Complete the following:
a - Please answer these questions from the reverse engineering article, one answer per line, marked the same way:
(i) What kind of binaries will the post use for its illustrations?
(ii) Which register name prefix marks a 64 bits register, and which marks a 32 bits one?
(iii) In Intel syntax, which comes first after the instruction: the destination or the source?
b - For each statement, say whether the reverse engineering article agrees with it, and quote the words that decide it.
(i) Old computers had 16 bits registers.
(ii) A label changes the execution flow of the program.
(iii) Each processor architecture has its own instruction set.

-- BEGIN Article --

Introduction to Reverse Engineering

13 minute read

I made a lot of security workshops for developer students and I particulary like to see them succeed Reverse Engineering challenges. Why ? Because it is so damn hard to start out in this topic ! One need to have a very good understanding of all the binary creation and execution processes before solving a basic exercice !

The purpose of this post is to help people with basic knowledge in C and UNIX systems to start out in Reverse Engineering challenges.

I will only illustrate this post with ELF x86 binaries made from C code. If you don’t know yet what it means, don’t worry we will cover that !

I recommend you take some time to make some small programs to test each step of this post. Reading is great, practicing is better !

Understand the CPU

The processor (or CPU) is the physicial component which is used to execute instructions. For example “call this address” or “add 1 to the variable stored at that address”.

processor

What is an Intel x86 Instruction ?

There are many CPU/processor designs. We call them processor architectures. You may have heard of ARM architecture for smartphones and x86 architecture for Intel processors for example.

These architectures define the way CPU make operations, called instructions. Each processor architecture has its own instruction set.

Registers

Your processor needs some space to store the results of ongoing instructions, and accessing a value in RAM every operation is quite long.

Actually each processor has its own memory spaces, called registers. They are physically in the processor and fasten the access to some instruction data.

To illustrate how the CPU uses registers, let’s say you want to do a += b where a = 1 and b = 2, you will fasten your operation by using the processor this way:

  1. MOVE the value stored at the address of a in RAM into a register.
  2. ADD the value of the value of b to the register’s value and store the result in the register.
  3. MOVE the content of the register at a’s address (in RAM).

The size of the register is an important information. Old computers had 8 bits registers for example. Today the most common sizes are 32 bits and 64 bits.

There is a naming convention for registers. We will use the register a as an example, it is usually used to store functions’ return value. If you see the prefix r then it is a 64 bits register (rax) and e a 32 bits (eax).

Don’t be surprised if, in a program made for 64 bits architecture, you see the use of 32 bits register names : you can use only half of your 64 bits register !

registers sizes

Understand Intel x86 assembly

First of all, let’s see what a label is. A label is a group of instruction, like a small function. It does not change the execution flow, its only purpose is to have a more readable code.

For example here we have two labels main and end, the instructions are executed in this order : instruction1, instruction2, instruction3.

    main:
        instruction1
        instruction2

    end:
        instruction3

With Intel syntax, instructions are written this way :

    instruction destination, source

Let’s see some examples to understand this syntax.

Move the value 1 inside the rax register.

    mov rax, 0x1

Substract the value contained in rax by the value contained in rbx. The result is stored inside rax.

-- END Article --
-- BEGIN Record list --

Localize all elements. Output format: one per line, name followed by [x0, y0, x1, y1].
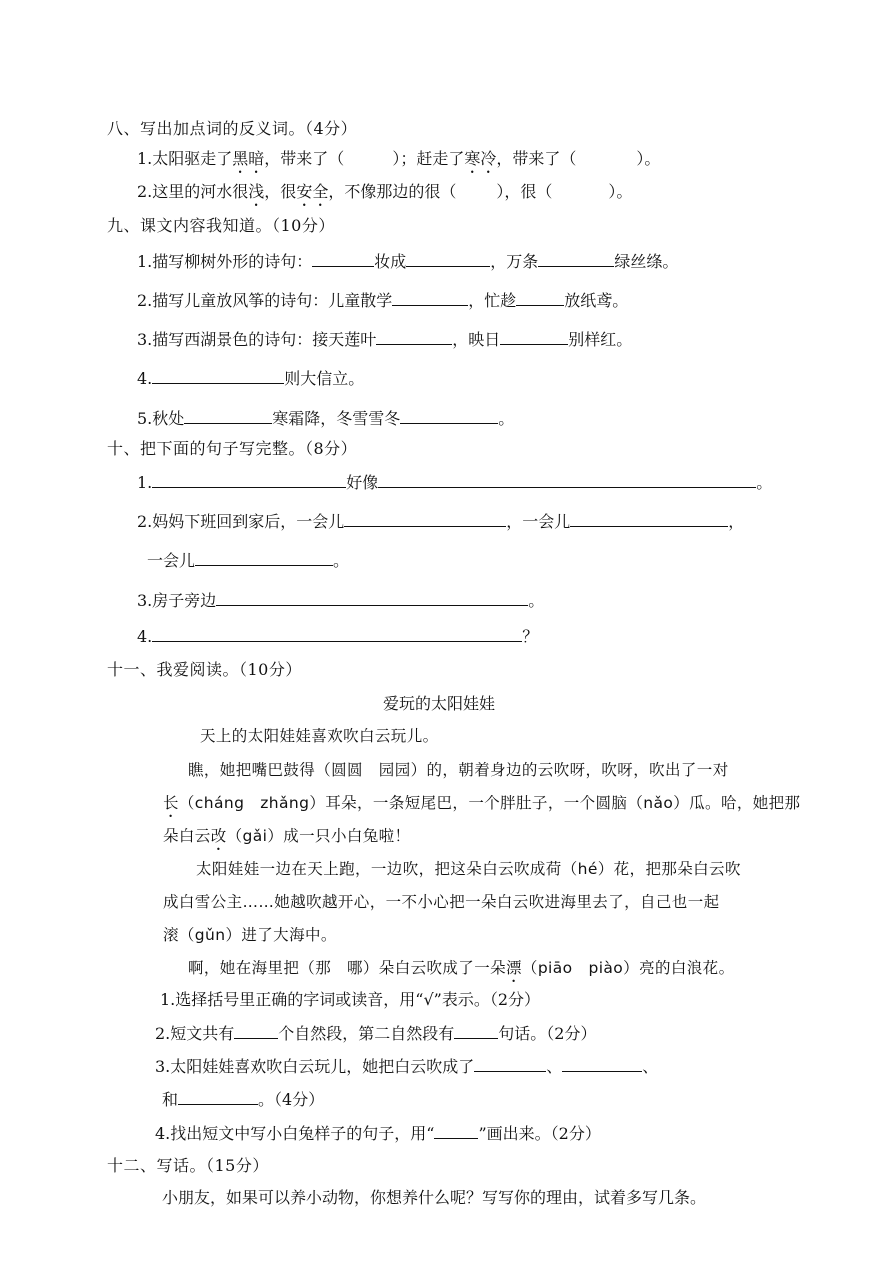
section-9-heading: 九、课文内容我知道。（10分） [107, 216, 335, 235]
text: 3.太阳娃娃喜欢吹白云玩儿，她把白云吹成了 [155, 1057, 475, 1076]
answer-blank[interactable] [474, 1054, 546, 1072]
answer-blank[interactable] [378, 470, 756, 488]
dotted-char: 漂 [506, 959, 522, 977]
passage-paragraph-2-line-2 [163, 791, 800, 815]
passage-title: 爱玩的太阳娃娃 [383, 694, 496, 713]
text: ，万条 [490, 252, 539, 271]
dotted-word: 寒冷 [464, 149, 497, 168]
s11-question-1: 1.选择括号里正确的字词或读音，用“√”表示。（2分） [160, 990, 541, 1009]
answer-blank[interactable] [516, 288, 564, 306]
text: 5.秋处 [137, 409, 185, 428]
section-10-heading: 十、把下面的句子写完整。（8分） [107, 439, 358, 458]
text: 个自然段，第二自然段有 [278, 1024, 455, 1043]
text: ，忙趁 [468, 291, 517, 310]
s10-question-1 [137, 470, 772, 494]
text: 1. [137, 473, 153, 492]
s9-question-1 [137, 249, 678, 273]
passage-paragraph-3-line-2: 成白雪公主……她越吹越开心，一不小心把一朵白云吹进海里去了，自己也一起 [163, 893, 720, 911]
dotted-word: 安全 [296, 182, 329, 201]
text: 1.描写柳树外形的诗句： [137, 252, 313, 271]
text: 。 [333, 551, 350, 570]
passage-paragraph-2-line-1: 瞧，她把嘴巴鼓得（圆圆 园园）的，朝着身边的云吹呀，吹呀，吹出了一对 [188, 761, 729, 779]
text: 4. [137, 627, 153, 646]
text: ）。 [608, 182, 633, 201]
s8-question-1 [137, 147, 660, 171]
text: 朵白云 [163, 827, 211, 845]
text: 绿丝绦。 [614, 252, 679, 271]
answer-blank[interactable] [152, 366, 284, 384]
text: ，一会儿 [506, 512, 571, 531]
s9-question-2 [137, 288, 628, 312]
underline-sample [434, 1121, 478, 1139]
text: 3.房子旁边 [137, 591, 217, 610]
text: 2.短文共有 [155, 1024, 235, 1043]
text: 则大信立。 [284, 369, 365, 388]
text: ，映日 [452, 330, 501, 349]
text: 。 [528, 591, 545, 610]
answer-blank[interactable] [376, 327, 452, 345]
dotted-word: 浅 [248, 182, 265, 201]
s9-question-5 [137, 406, 514, 430]
dotted-char: 长 [163, 794, 179, 812]
dotted-word: 黑暗 [232, 149, 265, 168]
text: 4. [137, 369, 153, 388]
text: 1.太阳驱走了 [137, 149, 233, 168]
text: （gǎi）成一只小白兔啦！ [226, 827, 411, 845]
text: 4.找出短文中写小白兔样子的句子，用“ [155, 1124, 435, 1143]
text: 啊，她在海里把（那 哪）朵白云吹成了一朵 [188, 959, 507, 977]
text: 别样红。 [568, 330, 633, 349]
text: 。 [498, 409, 515, 428]
passage-paragraph-2-line-3 [163, 824, 410, 848]
text: ”画出来。（2分） [478, 1124, 601, 1143]
text: ，带来了（ [264, 149, 345, 168]
text: 、 [546, 1057, 563, 1076]
answer-blank[interactable] [152, 624, 522, 642]
text: ），很（ [496, 182, 553, 201]
dotted-char: 改 [210, 827, 227, 845]
answer-blank[interactable] [195, 548, 333, 566]
answer-blank[interactable] [570, 509, 728, 527]
text: 、 [642, 1057, 659, 1076]
passage-paragraph-3-line-3: 滚（gǔn）进了大海中。 [163, 926, 337, 944]
section-8-heading: 八、写出加点词的反义词。（4分） [107, 119, 358, 138]
text: （piāo piào）亮的白浪花。 [521, 959, 735, 977]
answer-blank[interactable] [216, 588, 528, 606]
answer-blank[interactable] [538, 249, 614, 267]
text: 和 [162, 1090, 179, 1109]
answer-blank[interactable] [500, 327, 568, 345]
text: 句话。（2分） [498, 1024, 597, 1043]
answer-blank[interactable] [178, 1087, 258, 1105]
text: （cháng zhǎng）耳朵，一条短尾巴，一个胖肚子，一个圆脑（nǎo）瓜。哈，她把那 [178, 794, 801, 812]
text: 3.描写西湖景色的诗句：接天莲叶 [137, 330, 377, 349]
text: 。 [756, 473, 773, 492]
text: ）。 [636, 149, 661, 168]
section-11-heading: 十一、我爱阅读。（10分） [107, 660, 302, 679]
answer-blank[interactable] [562, 1054, 642, 1072]
passage-paragraph-1: 天上的太阳娃娃喜欢吹白云玩儿。 [200, 727, 439, 745]
text: ，不像那边的很（ [328, 182, 457, 201]
answer-blank[interactable] [400, 406, 498, 424]
answer-blank[interactable] [454, 1021, 498, 1039]
text: ，很 [264, 182, 297, 201]
answer-blank[interactable] [152, 470, 346, 488]
passage-paragraph-3-line-1: 太阳娃娃一边在天上跑，一边吹，把这朵白云吹成荷（hé）花，把那朵白云吹 [196, 860, 741, 878]
text: 2.描写儿童放风筝的诗句：儿童散学 [137, 291, 393, 310]
answer-blank[interactable] [392, 288, 468, 306]
s10-question-3 [137, 588, 544, 612]
answer-blank[interactable] [234, 1021, 278, 1039]
answer-blank[interactable] [184, 406, 272, 424]
text: 2.妈妈下班回到家后，一会儿 [137, 512, 345, 531]
text: ？ [522, 627, 539, 646]
writing-prompt: 小朋友，如果可以养小动物，你想养什么呢？写写你的理由，试着多写几条。 [162, 1188, 707, 1207]
text: ， [728, 512, 745, 531]
text: ，带来了（ [496, 149, 577, 168]
answer-blank[interactable] [344, 509, 506, 527]
text: 一会儿 [147, 551, 196, 570]
passage-paragraph-4 [188, 956, 734, 980]
s10-question-2-continued [147, 548, 349, 572]
s8-question-2 [137, 180, 632, 204]
answer-blank[interactable] [406, 249, 490, 267]
text: 妆成 [374, 252, 407, 271]
s11-question-4 [155, 1121, 601, 1145]
text: 。（4分） [258, 1090, 325, 1109]
text: 2.这里的河水很 [137, 182, 249, 201]
text: 放纸鸢。 [564, 291, 629, 310]
section-12-heading: 十二、写话。（15分） [107, 1156, 269, 1175]
text: ）；赶走了 [392, 149, 465, 168]
s11-question-2 [155, 1021, 596, 1045]
text: 寒霜降，冬雪雪冬 [272, 409, 401, 428]
text: 好像 [346, 473, 379, 492]
s10-question-4 [137, 624, 538, 648]
s11-question-3 [155, 1054, 658, 1078]
s9-question-4 [137, 366, 364, 390]
s9-question-3 [137, 327, 632, 351]
s10-question-2 [137, 509, 744, 533]
s11-question-3-continued [162, 1087, 324, 1111]
answer-blank[interactable] [312, 249, 374, 267]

-- END Record list --

Answers for the exercise:
a -
(i) ELF x86 binaries made from C code.
(ii) The prefix r marks a 64 bits register (rax), and e marks a 32 bits one (eax).
(iii) The destination comes first: instruction destination, source.

b -
(i) No: "Old computers had 8 bits registers for example."
(ii) No: "It does not change the execution flow, its only purpose is to have a more readable code."
(iii) Yes: "Each processor architecture has its own instruction set."